┌──
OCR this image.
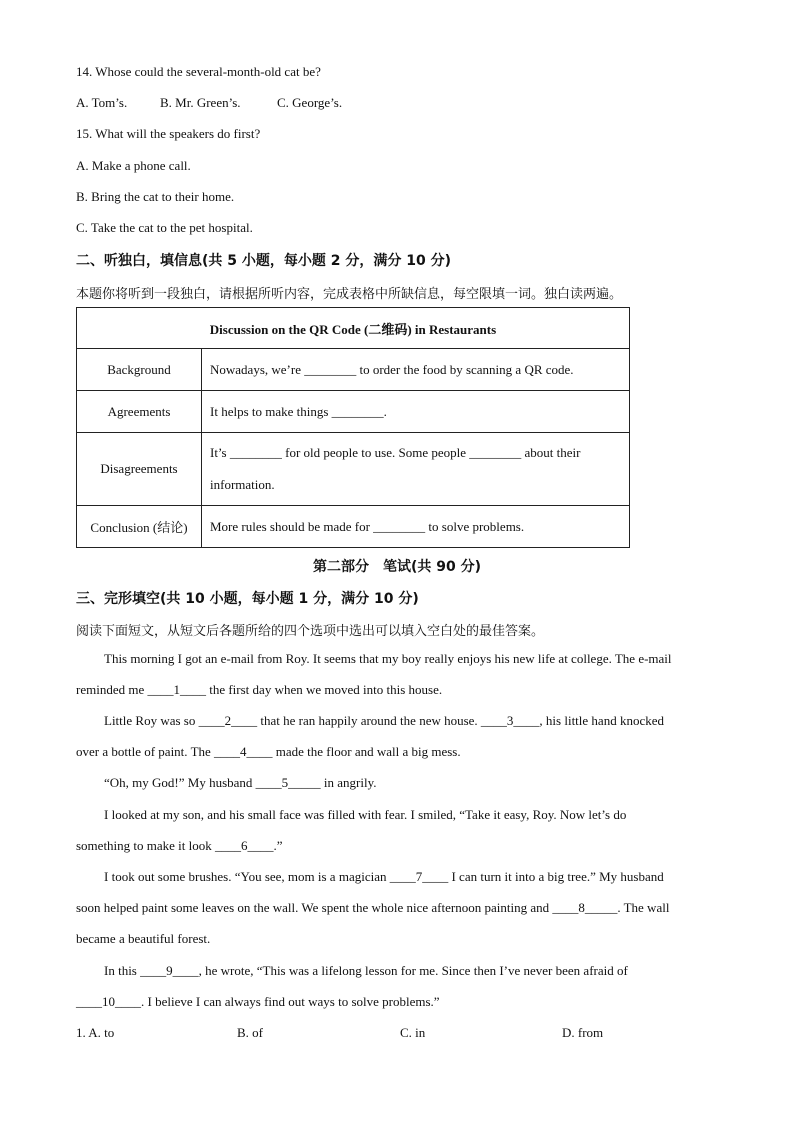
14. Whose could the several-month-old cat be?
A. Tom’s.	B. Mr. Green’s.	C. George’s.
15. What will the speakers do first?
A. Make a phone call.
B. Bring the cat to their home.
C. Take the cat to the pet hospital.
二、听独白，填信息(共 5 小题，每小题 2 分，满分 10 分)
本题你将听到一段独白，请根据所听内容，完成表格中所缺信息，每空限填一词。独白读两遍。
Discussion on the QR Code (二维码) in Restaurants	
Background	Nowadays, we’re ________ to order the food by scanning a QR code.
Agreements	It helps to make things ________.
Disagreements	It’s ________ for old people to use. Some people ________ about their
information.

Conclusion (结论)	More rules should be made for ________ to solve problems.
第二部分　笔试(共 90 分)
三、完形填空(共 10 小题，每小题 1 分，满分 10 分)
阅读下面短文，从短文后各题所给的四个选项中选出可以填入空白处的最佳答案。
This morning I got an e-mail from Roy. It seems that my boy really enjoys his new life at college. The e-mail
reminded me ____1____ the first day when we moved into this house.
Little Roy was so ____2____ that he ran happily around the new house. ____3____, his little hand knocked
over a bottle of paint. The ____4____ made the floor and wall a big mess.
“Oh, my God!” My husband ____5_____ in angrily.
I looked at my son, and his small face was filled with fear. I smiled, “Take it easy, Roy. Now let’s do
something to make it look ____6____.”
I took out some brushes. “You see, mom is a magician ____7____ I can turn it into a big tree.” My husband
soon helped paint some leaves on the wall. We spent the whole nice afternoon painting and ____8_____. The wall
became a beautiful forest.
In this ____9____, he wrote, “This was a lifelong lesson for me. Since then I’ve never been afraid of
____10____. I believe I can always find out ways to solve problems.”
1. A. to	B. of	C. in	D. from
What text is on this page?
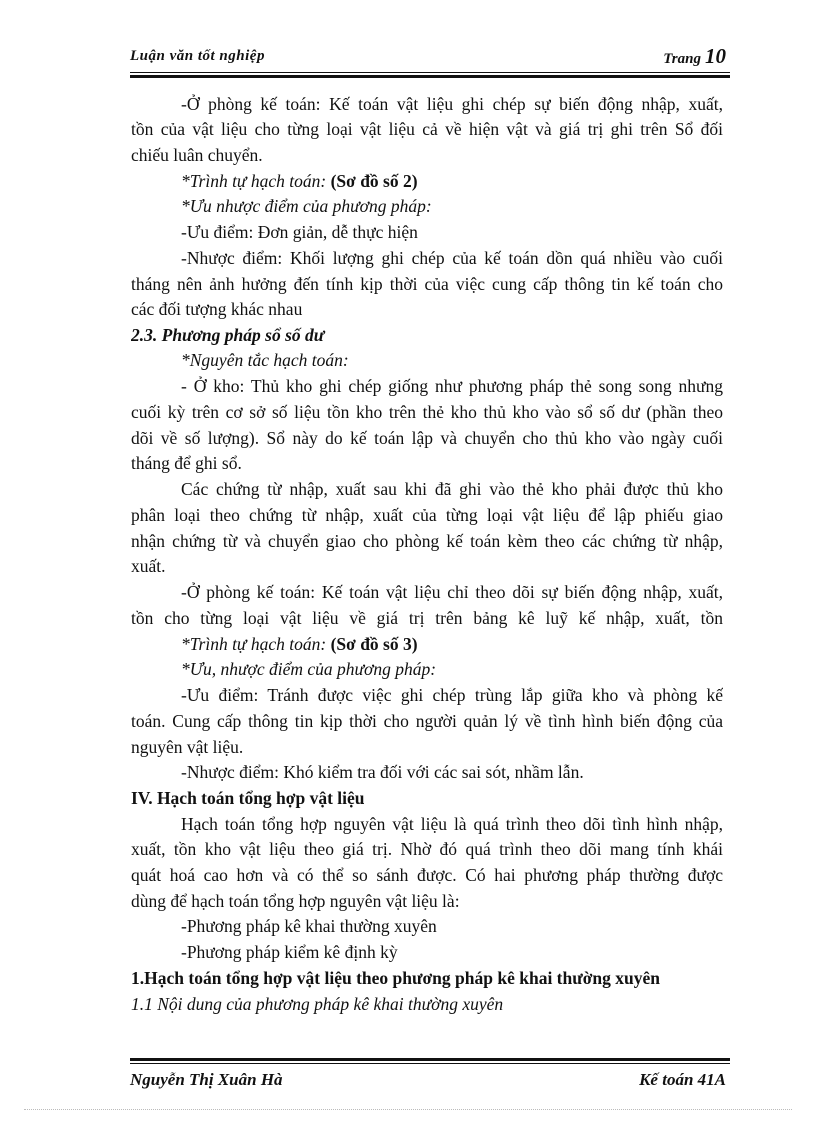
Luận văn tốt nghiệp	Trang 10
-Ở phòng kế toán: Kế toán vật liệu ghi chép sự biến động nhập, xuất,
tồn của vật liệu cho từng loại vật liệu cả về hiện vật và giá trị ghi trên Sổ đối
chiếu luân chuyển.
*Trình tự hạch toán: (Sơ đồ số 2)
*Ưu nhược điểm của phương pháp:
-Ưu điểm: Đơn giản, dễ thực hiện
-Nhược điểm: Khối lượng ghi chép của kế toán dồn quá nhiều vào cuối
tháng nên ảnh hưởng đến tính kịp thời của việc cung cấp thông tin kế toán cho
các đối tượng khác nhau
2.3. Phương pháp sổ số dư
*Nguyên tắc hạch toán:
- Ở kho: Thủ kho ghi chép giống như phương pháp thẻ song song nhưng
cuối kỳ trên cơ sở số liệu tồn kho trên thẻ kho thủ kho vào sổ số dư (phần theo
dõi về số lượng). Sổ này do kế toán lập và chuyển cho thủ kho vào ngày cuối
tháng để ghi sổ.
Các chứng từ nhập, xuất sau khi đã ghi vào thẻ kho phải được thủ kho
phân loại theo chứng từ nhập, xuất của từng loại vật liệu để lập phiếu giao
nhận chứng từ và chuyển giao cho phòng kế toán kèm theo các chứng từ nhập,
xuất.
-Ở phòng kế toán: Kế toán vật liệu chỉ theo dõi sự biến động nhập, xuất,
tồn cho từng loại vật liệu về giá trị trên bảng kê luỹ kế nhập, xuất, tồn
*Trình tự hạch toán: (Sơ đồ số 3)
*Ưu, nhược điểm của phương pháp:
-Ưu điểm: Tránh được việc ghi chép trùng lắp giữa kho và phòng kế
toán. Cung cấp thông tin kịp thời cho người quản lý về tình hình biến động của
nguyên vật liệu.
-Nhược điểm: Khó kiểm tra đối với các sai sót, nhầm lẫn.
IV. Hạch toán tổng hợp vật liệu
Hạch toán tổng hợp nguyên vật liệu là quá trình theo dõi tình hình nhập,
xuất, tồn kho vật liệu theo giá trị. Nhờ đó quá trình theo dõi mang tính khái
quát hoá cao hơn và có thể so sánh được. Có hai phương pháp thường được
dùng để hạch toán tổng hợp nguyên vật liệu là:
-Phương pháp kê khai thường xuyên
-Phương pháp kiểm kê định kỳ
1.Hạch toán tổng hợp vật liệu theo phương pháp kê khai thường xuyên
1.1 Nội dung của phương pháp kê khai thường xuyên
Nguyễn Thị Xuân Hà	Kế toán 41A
└──
┌──
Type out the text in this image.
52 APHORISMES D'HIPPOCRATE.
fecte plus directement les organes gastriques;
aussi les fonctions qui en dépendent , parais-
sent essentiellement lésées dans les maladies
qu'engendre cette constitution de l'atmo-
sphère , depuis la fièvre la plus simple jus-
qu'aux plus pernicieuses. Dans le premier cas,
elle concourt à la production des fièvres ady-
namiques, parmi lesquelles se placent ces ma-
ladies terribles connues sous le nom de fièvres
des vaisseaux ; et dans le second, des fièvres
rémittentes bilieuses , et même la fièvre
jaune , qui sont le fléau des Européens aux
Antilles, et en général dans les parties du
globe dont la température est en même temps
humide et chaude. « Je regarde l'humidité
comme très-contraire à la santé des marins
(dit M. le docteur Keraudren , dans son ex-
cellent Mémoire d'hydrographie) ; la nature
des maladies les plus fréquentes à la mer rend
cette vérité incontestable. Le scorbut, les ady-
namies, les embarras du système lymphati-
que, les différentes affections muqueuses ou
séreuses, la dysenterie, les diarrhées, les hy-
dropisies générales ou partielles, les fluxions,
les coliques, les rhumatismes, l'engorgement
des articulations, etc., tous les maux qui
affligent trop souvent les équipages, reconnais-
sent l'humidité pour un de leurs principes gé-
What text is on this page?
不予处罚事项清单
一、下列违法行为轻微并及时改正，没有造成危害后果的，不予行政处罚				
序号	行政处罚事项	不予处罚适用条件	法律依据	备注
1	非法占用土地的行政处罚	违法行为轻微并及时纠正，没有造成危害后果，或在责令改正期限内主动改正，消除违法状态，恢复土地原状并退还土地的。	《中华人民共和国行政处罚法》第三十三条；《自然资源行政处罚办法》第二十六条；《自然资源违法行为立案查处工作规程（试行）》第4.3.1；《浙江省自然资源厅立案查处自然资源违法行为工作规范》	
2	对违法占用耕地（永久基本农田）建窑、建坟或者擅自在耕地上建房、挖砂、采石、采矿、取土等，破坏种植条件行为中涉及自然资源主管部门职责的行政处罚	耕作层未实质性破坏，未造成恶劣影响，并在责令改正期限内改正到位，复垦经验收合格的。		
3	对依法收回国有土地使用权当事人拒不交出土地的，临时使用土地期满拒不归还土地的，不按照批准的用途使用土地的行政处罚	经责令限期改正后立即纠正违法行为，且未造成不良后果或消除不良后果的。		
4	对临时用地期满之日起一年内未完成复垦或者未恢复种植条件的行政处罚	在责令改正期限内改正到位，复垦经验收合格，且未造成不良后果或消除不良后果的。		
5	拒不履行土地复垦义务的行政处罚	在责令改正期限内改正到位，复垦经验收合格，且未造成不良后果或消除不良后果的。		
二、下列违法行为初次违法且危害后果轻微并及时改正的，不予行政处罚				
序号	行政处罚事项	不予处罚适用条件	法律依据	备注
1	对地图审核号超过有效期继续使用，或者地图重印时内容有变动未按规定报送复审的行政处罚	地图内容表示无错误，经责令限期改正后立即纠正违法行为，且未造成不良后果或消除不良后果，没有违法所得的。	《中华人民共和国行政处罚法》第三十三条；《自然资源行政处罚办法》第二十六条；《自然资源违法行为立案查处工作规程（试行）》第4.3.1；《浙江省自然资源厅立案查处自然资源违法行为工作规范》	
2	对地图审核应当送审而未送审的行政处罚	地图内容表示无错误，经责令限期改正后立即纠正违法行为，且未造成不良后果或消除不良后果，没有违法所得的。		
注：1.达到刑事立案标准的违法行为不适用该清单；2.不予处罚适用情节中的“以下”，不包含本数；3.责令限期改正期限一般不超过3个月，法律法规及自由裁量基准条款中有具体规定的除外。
└──
┌──
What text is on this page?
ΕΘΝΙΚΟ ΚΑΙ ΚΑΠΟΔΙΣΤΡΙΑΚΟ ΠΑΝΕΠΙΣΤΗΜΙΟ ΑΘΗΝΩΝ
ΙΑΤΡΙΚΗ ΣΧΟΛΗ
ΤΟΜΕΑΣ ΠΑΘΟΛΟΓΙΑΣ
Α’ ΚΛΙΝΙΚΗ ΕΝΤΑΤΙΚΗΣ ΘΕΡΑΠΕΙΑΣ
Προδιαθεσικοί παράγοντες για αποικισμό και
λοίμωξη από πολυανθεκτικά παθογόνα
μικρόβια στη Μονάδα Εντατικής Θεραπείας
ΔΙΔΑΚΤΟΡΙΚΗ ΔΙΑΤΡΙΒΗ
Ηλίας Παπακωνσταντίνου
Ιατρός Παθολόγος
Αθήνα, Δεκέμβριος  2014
└──
= WHAT YOU HAVE TO DO =
Pick out each line that holds the string "thường".

= RESPONSE FOR THIS EXERCISE =
quát hoá cao hơn và có thể so sánh được. Có hai phương pháp thường được
-Phương pháp kê khai thường xuyên
1.Hạch toán tổng hợp vật liệu theo phương pháp kê khai thường xuyên
1.1 Nội dung của phương pháp kê khai thường xuyên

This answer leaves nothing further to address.